### TASK:
In the listing, render everything from the line containing "ground under X1 (320, 288, 343, 296)" down to the line containing "svg-text:14: 14 (608, 142, 618, 156)", both included, as a JSON list of strings with one string per line and no blank lines.

### DATA FOR THE TASK:
+---+

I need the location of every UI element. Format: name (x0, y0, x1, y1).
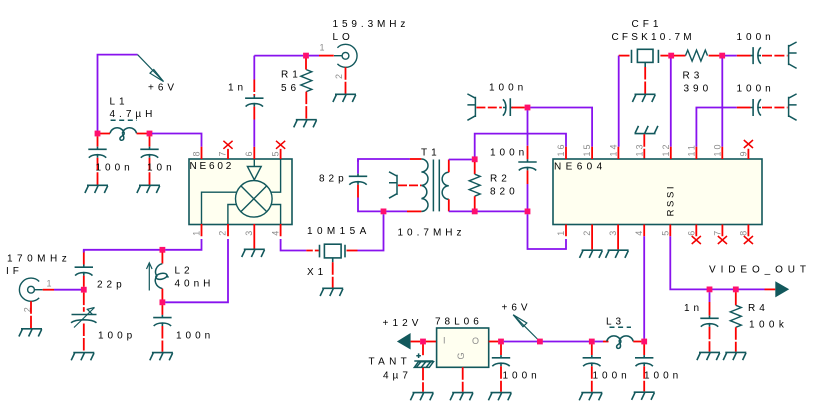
ground under X1 (320, 288, 343, 296)
svg-text:10: 10 (712, 142, 722, 156)
svg-text:L2: L2 (175, 266, 194, 277)
node R1 top (303, 53, 309, 59)
wire LO rail (254, 55, 303, 57)
wire 82p top rail to T1 (358, 159, 410, 162)
ground under 100n L2 (150, 353, 173, 361)
svg-text:100n: 100n (489, 83, 527, 94)
svg-text:11: 11 (686, 143, 696, 156)
op-amp U1 NE602 body (189, 159, 292, 225)
wire LO pin2 to ground (345, 67, 347, 93)
NE602 internal buffer triangle (247, 159, 261, 180)
svg-text:1: 1 (556, 229, 566, 236)
svg-text:13: 13 (634, 142, 644, 156)
wire R2 top to pin16 rail (475, 134, 566, 157)
NE602 internal pin wires (202, 159, 281, 224)
svg-text:9: 9 (738, 149, 748, 156)
ground under R4 (723, 352, 746, 360)
wire rail to L3 (595, 341, 603, 343)
wire bottom rail to NE604 pin 1 (528, 214, 567, 249)
ground under R1 (294, 120, 317, 128)
wire X1 to ground (332, 262, 334, 287)
L2 adjust arrow (147, 263, 153, 291)
ground under 100p (71, 353, 94, 361)
wire IF pin2 to ground (30, 301, 32, 328)
NE602 internal mixer circle (236, 181, 273, 218)
node L3 right (641, 339, 647, 345)
svg-text:NE602: NE602 (190, 161, 235, 172)
svg-text:100k: 100k (749, 320, 788, 331)
svg-text:1: 1 (47, 279, 54, 289)
ground under 78L06 (450, 393, 473, 401)
svg-text:1n: 1n (684, 303, 703, 314)
svg-text:100n: 100n (490, 148, 528, 159)
svg-text:56: 56 (281, 83, 300, 94)
ground NE604 pin 3 (606, 250, 629, 258)
op-amp U2 NE604 body (553, 159, 762, 225)
ground under 100n reg (488, 393, 511, 401)
svg-text:O: O (472, 336, 481, 346)
svg-text:6: 6 (686, 229, 696, 236)
svg-text:14: 14 (608, 142, 618, 156)
wire NE602 pin1 rail (165, 239, 201, 250)
svg-text:82p: 82p (319, 174, 348, 185)
pin stubs NE602 bottom (202, 224, 281, 249)
svg-text:100p: 100p (98, 331, 136, 342)
wire IF pin1 (43, 289, 54, 291)
ground under LO (333, 94, 356, 102)
svg-text:RSSI: RSSI (665, 184, 676, 217)
node bottom rail (525, 209, 531, 215)
svg-text:3: 3 (608, 229, 618, 236)
ground under TANT (410, 393, 433, 401)
node 1n video (707, 287, 713, 293)
svg-text:100n: 100n (503, 371, 541, 382)
svg-text:15: 15 (582, 142, 592, 156)
connector bracket top right (789, 42, 797, 68)
svg-text:1n: 1n (228, 83, 247, 94)
wire +6V rail (504, 341, 589, 343)
wire CF1 left to NE604 pin 14 (618, 56, 620, 147)
svg-text:CF1: CF1 (632, 19, 663, 30)
svg-text:G: G (456, 350, 466, 359)
node R2 top (472, 156, 478, 162)
svg-text:6: 6 (244, 149, 254, 156)
svg-text:4µ7: 4µ7 (383, 371, 412, 382)
ground under 1n (697, 352, 720, 360)
svg-text:IF: IF (6, 266, 23, 277)
capacitor 10n (149, 136, 151, 146)
svg-text:100n: 100n (737, 84, 775, 95)
svg-text:3: 3 (244, 229, 254, 236)
svg-text:T1: T1 (421, 148, 441, 159)
svg-text:390: 390 (684, 84, 713, 95)
wire NE602 pin4 to X1 (281, 239, 307, 251)
svg-text:78L06: 78L06 (435, 317, 483, 328)
node R2 bottom (472, 209, 478, 215)
svg-text:L1: L1 (110, 97, 129, 108)
port +12V arrow (397, 333, 411, 350)
node +6V arrow (537, 339, 543, 345)
svg-text:+12V: +12V (383, 318, 423, 329)
wire node to NE604 pin 12 (670, 58, 672, 146)
pin stubs NE604 top (566, 147, 748, 159)
svg-text:4: 4 (634, 229, 644, 236)
node L1 left (95, 131, 101, 137)
svg-text:R4: R4 (748, 303, 769, 314)
svg-text:170MHz: 170MHz (7, 254, 71, 265)
svg-text:2: 2 (218, 229, 228, 236)
node L2 bottom (160, 299, 166, 305)
svg-text:X1: X1 (307, 267, 327, 278)
wire L2 bottom to NE602 pin 2 (165, 239, 228, 302)
svg-text:100n: 100n (593, 371, 631, 382)
svg-text:159.3MHz: 159.3MHz (333, 19, 410, 30)
node L1 right (147, 131, 153, 137)
wire L1 right to NE602 pin 8 (152, 134, 202, 147)
pin stubs NE602 top (202, 147, 281, 159)
svg-text:CFSK10.7M: CFSK10.7M (612, 32, 695, 43)
supply bar above NE604 pin 13 (635, 126, 658, 134)
svg-text:8: 8 (191, 149, 201, 156)
ground NE604 pin 2 (580, 250, 603, 258)
ground under CF1 (632, 94, 655, 102)
capacitor 100n (L1 left) (97, 136, 99, 146)
wire NE604 pin 4 to L3 node (643, 236, 645, 338)
wire +6V top rail (98, 55, 138, 131)
svg-text:I: I (443, 336, 448, 346)
svg-text:VIDEO_OUT: VIDEO_OUT (709, 265, 811, 276)
wire X1 node to T1 bottom (386, 210, 407, 212)
node R3 right / pin10 (719, 53, 725, 59)
svg-text:100n: 100n (737, 32, 775, 43)
ground NE602 pin 3 (242, 249, 265, 257)
svg-text:10n: 10n (147, 163, 176, 174)
wire T1 secondary bottom rail (449, 210, 525, 212)
svg-text:+6V: +6V (148, 83, 178, 94)
svg-text:+6V: +6V (502, 303, 532, 314)
node X1 (381, 209, 387, 215)
svg-text:1: 1 (320, 43, 327, 53)
ground under 100n mid (579, 393, 602, 401)
node pin15 (525, 105, 531, 111)
connector T1 primary tap bracket (389, 172, 397, 198)
svg-text:NE604: NE604 (554, 162, 607, 173)
svg-text:R2: R2 (490, 174, 511, 185)
node L2 top (160, 247, 166, 253)
svg-text:2: 2 (334, 72, 344, 79)
ground under 100n L3 (632, 392, 655, 400)
svg-text:100n: 100n (96, 163, 134, 174)
node CF1 right / pin12 (668, 53, 674, 59)
node TANT (420, 339, 426, 345)
ground under 10n (137, 185, 160, 193)
wire 22p top rail (84, 250, 160, 253)
svg-text:R1: R1 (281, 70, 302, 81)
svg-text:10.7MHz: 10.7MHz (398, 228, 466, 239)
svg-text:2: 2 (582, 229, 592, 236)
node 100n reg (498, 339, 504, 345)
connector bracket lower right (789, 94, 797, 120)
ground under 100n (85, 185, 108, 193)
node IF (81, 287, 87, 293)
wire T1 secondary top rail (449, 159, 472, 161)
power +6V arrow top-left (138, 55, 164, 82)
svg-text:1: 1 (191, 229, 201, 236)
svg-text:100n: 100n (176, 331, 214, 342)
svg-text:L3: L3 (606, 317, 625, 328)
svg-text:R3: R3 (683, 71, 704, 82)
svg-text:16: 16 (556, 142, 566, 156)
svg-text:40nH: 40nH (175, 279, 215, 290)
svg-text:7: 7 (712, 229, 722, 236)
node 100n mid (589, 339, 595, 345)
svg-text:5: 5 (660, 229, 670, 236)
node R4 video (733, 287, 739, 293)
svg-text:100n: 100n (644, 371, 682, 382)
svg-text:4.7µH: 4.7µH (110, 109, 157, 120)
wire 78L06 ground (462, 367, 464, 392)
svg-text:12: 12 (661, 142, 671, 156)
svg-text:7: 7 (218, 149, 228, 156)
svg-text:22p: 22p (97, 280, 126, 291)
port VIDEO_OUT arrow (775, 281, 789, 297)
power +6V arrow mid (513, 315, 540, 342)
svg-text:820: 820 (490, 187, 519, 198)
svg-text:5: 5 (270, 149, 280, 156)
ground under IF (19, 329, 42, 337)
wire L1 stubs (100, 133, 147, 135)
wire node to NE604 pin 15 (530, 108, 592, 147)
svg-text:LO: LO (333, 32, 354, 43)
svg-text:10M15A: 10M15A (307, 226, 371, 237)
wire 78L06 out (489, 341, 499, 343)
wire NE604 pin 5 to video rail (670, 236, 764, 289)
wire node to NE604 pin 10 (721, 58, 723, 146)
wire CF1 center to ground (644, 67, 646, 94)
svg-text:4: 4 (270, 229, 280, 236)
svg-text:8: 8 (738, 229, 748, 236)
pin stubs NE604 bottom (566, 225, 748, 250)
svg-text:TANT: TANT (369, 357, 412, 368)
T1 secondary stubs (448, 160, 450, 212)
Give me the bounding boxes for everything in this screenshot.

+---+

### REPLY:
[
  "ground under X1 (320, 288, 343, 296)",
  "svg-text:10: 10 (712, 142, 722, 156)",
  "svg-text:L2: L2 (175, 266, 194, 277)",
  "node R1 top (303, 53, 309, 59)",
  "wire LO rail (254, 55, 303, 57)",
  "wire 82p top rail to T1 (358, 159, 410, 162)",
  "ground under 100n L2 (150, 353, 173, 361)",
  "svg-text:100n: 100n (489, 83, 527, 94)",
  "svg-text:11: 11 (686, 143, 696, 156)",
  "op-amp U1 NE602 body (189, 159, 292, 225)",
  "wire LO pin2 to ground (345, 67, 347, 93)",
  "NE602 internal buffer triangle (247, 159, 261, 180)",
  "svg-text:1: 1 (556, 229, 566, 236)",
  "svg-text:13: 13 (634, 142, 644, 156)",
  "wire R2 top to pin16 rail (475, 134, 566, 157)",
  "NE602 internal pin wires (202, 159, 281, 224)",
  "svg-text:9: 9 (738, 149, 748, 156)",
  "ground under R4 (723, 352, 746, 360)",
  "wire rail to L3 (595, 341, 603, 343)",
  "wire bottom rail to NE604 pin 1 (528, 214, 567, 249)",
  "ground under R1 (294, 120, 317, 128)",
  "wire X1 to ground (332, 262, 334, 287)",
  "L2 adjust arrow (147, 263, 153, 291)",
  "ground under 100p (71, 353, 94, 361)",
  "wire IF pin2 to ground (30, 301, 32, 328)",
  "NE602 internal mixer circle (236, 181, 273, 218)",
  "node L3 right (641, 339, 647, 345)",
  "svg-text:NE602: NE602 (190, 161, 235, 172)",
  "svg-text:100k: 100k (749, 320, 788, 331)",
  "svg-text:1: 1 (47, 279, 54, 289)",
  "ground under 78L06 (450, 393, 473, 401)",
  "svg-text:1n: 1n (684, 303, 703, 314)",
  "svg-text:100n: 100n (490, 148, 528, 159)",
  "svg-text:56: 56 (281, 83, 300, 94)",
  "ground NE604 pin 3 (606, 250, 629, 258)",
  "op-amp U2 NE604 body (553, 159, 762, 225)",
  "ground under 100n reg (488, 393, 511, 401)",
  "svg-text:O: O (472, 336, 481, 346)",
  "svg-text:6: 6 (686, 229, 696, 236)",
  "svg-text:14: 14 (608, 142, 618, 156)"
]